◆ What the task requires ◆
Write out, word for word, everything from the very start of the data down to the line containing "stacked-bar-chart [0,7,1107,1051]", including that line.

Saved entries
============
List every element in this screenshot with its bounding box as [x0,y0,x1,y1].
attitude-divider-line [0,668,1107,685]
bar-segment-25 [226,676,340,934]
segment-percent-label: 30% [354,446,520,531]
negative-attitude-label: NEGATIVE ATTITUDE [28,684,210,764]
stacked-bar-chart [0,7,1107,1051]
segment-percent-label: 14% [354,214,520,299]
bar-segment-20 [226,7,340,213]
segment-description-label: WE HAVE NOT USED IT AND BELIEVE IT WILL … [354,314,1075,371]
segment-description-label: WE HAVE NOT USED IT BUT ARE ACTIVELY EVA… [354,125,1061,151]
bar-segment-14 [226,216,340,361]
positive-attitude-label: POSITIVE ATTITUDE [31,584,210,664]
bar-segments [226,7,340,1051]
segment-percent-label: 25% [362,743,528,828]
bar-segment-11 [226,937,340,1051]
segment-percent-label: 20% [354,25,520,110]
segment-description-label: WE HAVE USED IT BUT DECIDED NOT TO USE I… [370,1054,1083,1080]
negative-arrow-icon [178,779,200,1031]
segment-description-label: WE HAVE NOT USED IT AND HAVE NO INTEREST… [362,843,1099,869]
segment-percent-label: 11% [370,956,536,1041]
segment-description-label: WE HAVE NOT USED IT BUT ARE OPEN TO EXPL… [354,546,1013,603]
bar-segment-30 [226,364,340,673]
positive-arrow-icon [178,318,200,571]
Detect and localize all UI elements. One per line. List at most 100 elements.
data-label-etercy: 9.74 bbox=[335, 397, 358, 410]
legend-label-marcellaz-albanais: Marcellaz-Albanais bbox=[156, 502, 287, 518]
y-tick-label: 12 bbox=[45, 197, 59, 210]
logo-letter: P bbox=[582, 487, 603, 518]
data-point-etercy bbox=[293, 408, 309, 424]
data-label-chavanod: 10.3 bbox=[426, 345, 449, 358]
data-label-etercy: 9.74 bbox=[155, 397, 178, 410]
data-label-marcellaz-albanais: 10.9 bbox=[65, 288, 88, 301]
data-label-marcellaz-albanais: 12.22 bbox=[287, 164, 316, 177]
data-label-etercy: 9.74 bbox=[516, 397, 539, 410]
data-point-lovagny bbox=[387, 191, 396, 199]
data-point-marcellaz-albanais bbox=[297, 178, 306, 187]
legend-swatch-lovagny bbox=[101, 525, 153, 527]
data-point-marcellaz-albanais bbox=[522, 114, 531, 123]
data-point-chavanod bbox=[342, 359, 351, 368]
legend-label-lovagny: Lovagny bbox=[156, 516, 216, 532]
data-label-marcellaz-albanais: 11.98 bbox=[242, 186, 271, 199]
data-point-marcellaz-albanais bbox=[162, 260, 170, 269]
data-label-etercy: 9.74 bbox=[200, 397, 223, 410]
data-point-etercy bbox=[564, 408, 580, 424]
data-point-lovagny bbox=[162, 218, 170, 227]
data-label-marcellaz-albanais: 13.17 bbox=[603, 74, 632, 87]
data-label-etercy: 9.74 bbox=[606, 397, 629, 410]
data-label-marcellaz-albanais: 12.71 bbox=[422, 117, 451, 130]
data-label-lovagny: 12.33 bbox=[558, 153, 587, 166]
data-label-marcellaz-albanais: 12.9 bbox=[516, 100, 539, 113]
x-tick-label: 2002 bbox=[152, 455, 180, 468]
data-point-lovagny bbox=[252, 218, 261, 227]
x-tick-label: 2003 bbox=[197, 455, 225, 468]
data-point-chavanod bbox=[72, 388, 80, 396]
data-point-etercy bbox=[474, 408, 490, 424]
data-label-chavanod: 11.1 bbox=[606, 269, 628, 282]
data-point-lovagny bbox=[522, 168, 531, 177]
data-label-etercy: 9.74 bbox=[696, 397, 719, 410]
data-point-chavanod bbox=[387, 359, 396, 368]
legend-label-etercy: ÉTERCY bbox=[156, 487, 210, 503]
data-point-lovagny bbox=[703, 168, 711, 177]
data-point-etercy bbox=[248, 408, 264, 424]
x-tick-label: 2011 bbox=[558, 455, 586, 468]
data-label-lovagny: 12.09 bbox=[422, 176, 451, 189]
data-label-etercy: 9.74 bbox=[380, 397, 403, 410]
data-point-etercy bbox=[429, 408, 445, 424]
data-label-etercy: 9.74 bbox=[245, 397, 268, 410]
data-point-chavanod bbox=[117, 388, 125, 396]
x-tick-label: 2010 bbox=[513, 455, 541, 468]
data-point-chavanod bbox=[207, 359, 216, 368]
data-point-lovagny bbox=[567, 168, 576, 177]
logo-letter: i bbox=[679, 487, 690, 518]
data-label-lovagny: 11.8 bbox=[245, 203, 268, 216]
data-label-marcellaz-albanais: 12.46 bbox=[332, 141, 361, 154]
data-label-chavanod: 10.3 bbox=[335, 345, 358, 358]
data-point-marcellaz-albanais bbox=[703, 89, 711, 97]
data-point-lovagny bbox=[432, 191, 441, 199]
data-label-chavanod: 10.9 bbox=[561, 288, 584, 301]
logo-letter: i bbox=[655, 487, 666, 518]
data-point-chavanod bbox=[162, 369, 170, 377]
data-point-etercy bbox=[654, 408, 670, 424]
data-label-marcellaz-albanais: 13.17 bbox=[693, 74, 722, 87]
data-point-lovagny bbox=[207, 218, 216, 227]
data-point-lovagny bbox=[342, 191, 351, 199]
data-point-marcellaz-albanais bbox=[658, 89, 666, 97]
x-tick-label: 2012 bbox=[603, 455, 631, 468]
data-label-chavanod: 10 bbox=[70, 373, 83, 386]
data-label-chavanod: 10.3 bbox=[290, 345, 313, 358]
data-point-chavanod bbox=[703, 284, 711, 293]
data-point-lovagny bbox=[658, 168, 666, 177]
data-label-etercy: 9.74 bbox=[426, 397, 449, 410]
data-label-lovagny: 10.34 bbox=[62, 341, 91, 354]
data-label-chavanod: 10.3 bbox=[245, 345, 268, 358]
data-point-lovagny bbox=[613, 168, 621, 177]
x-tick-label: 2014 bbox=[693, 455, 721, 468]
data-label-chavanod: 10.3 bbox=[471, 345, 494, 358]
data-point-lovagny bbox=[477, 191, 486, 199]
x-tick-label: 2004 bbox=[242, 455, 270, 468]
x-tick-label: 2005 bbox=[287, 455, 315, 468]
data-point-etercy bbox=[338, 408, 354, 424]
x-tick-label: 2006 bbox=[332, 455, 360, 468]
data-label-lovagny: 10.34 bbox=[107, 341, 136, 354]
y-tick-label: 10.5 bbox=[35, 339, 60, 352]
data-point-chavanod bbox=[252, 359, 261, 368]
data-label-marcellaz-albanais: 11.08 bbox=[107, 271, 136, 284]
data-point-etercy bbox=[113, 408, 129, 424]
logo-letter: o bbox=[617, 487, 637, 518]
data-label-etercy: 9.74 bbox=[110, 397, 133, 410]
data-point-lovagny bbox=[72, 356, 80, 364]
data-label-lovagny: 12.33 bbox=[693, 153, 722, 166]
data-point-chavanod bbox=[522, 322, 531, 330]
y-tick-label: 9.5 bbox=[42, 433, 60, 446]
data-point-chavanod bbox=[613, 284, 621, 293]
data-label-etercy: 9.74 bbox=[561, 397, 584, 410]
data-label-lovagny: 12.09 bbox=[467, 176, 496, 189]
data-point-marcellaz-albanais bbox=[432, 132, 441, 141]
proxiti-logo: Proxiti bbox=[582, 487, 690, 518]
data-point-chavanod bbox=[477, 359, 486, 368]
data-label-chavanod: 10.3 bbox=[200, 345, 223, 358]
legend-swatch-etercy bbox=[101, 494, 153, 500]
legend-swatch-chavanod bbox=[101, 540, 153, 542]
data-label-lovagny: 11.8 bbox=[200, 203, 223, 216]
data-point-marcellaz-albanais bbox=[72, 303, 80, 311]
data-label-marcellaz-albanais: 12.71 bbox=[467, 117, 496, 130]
============
◆ The solution ◆
List every element in this screenshot with its bounding box as [x0,y0,x1,y1].
attitude-divider-line [0,668,1107,685]
bar-segment-25 [226,676,340,934]
segment-percent-label: 30% [354,446,520,531]
negative-attitude-label: NEGATIVE ATTITUDE [28,684,210,764]
stacked-bar-chart [0,7,1107,1051]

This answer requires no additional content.